Structured figure records:
================================

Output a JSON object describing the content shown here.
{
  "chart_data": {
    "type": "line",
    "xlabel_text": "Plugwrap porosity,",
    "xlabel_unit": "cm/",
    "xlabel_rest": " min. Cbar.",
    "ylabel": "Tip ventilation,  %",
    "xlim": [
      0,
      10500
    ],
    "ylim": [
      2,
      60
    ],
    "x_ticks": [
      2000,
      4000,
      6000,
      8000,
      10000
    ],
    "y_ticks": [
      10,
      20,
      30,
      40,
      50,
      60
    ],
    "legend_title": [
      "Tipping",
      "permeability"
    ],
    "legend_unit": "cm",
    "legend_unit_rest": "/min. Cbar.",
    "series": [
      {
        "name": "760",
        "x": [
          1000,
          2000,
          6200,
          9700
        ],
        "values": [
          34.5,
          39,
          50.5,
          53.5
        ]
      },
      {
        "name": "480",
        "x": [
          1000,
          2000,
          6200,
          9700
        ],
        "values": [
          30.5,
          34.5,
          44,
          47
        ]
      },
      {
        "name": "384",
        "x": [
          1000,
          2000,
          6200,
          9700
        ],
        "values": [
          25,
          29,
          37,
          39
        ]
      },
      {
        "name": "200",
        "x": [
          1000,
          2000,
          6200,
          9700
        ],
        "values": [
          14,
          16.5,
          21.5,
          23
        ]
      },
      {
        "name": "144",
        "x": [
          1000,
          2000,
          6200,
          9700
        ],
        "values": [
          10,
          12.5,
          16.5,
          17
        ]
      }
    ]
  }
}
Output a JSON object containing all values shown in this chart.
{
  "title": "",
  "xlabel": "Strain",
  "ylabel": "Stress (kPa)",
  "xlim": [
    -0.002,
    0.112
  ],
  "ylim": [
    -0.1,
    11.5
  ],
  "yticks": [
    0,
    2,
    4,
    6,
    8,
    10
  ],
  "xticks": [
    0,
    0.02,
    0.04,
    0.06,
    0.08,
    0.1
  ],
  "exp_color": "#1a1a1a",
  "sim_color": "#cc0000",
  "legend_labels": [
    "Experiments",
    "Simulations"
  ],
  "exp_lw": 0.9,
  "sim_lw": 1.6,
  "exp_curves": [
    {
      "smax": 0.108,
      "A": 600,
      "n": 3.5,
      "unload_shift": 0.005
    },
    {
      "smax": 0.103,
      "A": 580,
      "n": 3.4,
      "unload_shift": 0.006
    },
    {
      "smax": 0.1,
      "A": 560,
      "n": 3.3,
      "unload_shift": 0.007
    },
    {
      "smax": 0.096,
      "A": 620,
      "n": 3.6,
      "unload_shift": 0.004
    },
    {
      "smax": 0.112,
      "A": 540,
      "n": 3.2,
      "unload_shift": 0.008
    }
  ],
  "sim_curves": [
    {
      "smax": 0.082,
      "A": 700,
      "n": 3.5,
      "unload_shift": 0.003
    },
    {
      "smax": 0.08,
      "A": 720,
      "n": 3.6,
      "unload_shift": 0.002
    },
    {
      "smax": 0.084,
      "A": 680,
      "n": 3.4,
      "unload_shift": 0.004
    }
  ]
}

================================

§ **EXERCISE INSTRUCTIONS**:
Check the data for the word "ylabel" and pull out the lines that have it.

§ **EXERCISE ANSWER**:
    "ylabel": "Tip ventilation,  %",
  "ylabel": "Stress (kPa)",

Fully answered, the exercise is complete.